(OBJECTIVE): Copy each line of the entries that contains the word "inglés".

(EXCERPTED RECORDS):
########
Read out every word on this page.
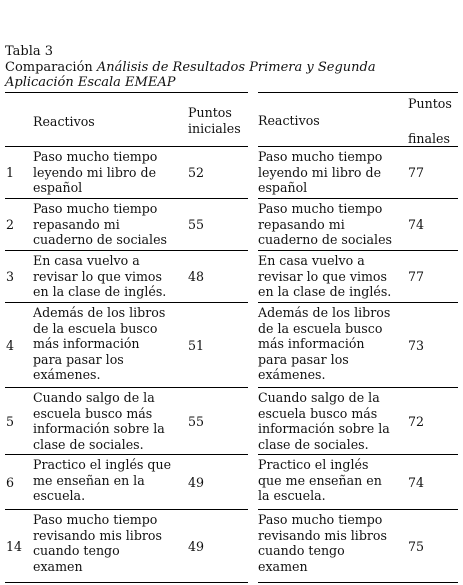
Tabla 3
Comparación Análisis de Resultados Primera y Segunda
Aplicación Escala EMEAP
Reactivos
Puntos
iniciales
Reactivos
Puntos
finales
1
Paso mucho tiempo
leyendo mi libro de
español
52
Paso mucho tiempo
leyendo mi libro de
español
77
2
Paso mucho tiempo
repasando mi
cuaderno de sociales
55
Paso mucho tiempo
repasando mi
cuaderno de sociales
74
3
En casa vuelvo a
revisar lo que vimos
en la clase de inglés.
48
En casa vuelvo a
revisar lo que vimos
en la clase de inglés.
77
4
Además de los libros
de la escuela busco
más información
para pasar los
exámenes.
51
Además de los libros
de la escuela busco
más información
para pasar los
exámenes.
73
5
Cuando salgo de la
escuela busco más
información sobre la
clase de sociales.
55
Cuando salgo de la
escuela busco más
información sobre la
clase de sociales.
72
6
Practico el inglés que
me enseñan en la
escuela.
49
Practico el inglés
que me enseñan en
la escuela.
74
14
Paso mucho tiempo
revisando mis libros
cuando tengo
examen
49
Paso mucho tiempo
revisando mis libros
cuando tengo
examen
75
########
(RIGHT ANSWER):
en la clase de inglés.
en la clase de inglés.
Practico el inglés que
Practico el inglés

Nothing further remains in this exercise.